## Start Excerpted data
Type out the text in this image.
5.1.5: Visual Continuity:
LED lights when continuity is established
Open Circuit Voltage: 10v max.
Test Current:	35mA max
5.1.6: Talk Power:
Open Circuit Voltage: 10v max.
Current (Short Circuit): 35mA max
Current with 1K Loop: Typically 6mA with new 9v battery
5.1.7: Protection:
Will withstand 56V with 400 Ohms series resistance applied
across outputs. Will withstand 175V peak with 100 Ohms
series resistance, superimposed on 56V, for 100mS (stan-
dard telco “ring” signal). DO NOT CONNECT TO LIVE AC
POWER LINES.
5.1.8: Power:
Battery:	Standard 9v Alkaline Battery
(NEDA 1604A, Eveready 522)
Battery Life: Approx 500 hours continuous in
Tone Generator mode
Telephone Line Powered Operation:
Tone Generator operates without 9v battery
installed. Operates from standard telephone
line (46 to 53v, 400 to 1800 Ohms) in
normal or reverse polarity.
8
## End Excerpted data
• **Problem description**:
Exactly as written above, please repeat the entries.

• **Expected output**:
Type out the text in this image.
5.1.5: Visual Continuity:
LED lights when continuity is established
Open Circuit Voltage: 10v max.
Test Current:	35mA max
5.1.6: Talk Power:
Open Circuit Voltage: 10v max.
Current (Short Circuit): 35mA max
Current with 1K Loop: Typically 6mA with new 9v battery
5.1.7: Protection:
Will withstand 56V with 400 Ohms series resistance applied
across outputs. Will withstand 175V peak with 100 Ohms
series resistance, superimposed on 56V, for 100mS (stan-
dard telco “ring” signal). DO NOT CONNECT TO LIVE AC
POWER LINES.
5.1.8: Power:
Battery:	Standard 9v Alkaline Battery
(NEDA 1604A, Eveready 522)
Battery Life: Approx 500 hours continuous in
Tone Generator mode
Telephone Line Powered Operation:
Tone Generator operates without 9v battery
installed. Operates from standard telephone
line (46 to 53v, 400 to 1800 Ohms) in
normal or reverse polarity.
8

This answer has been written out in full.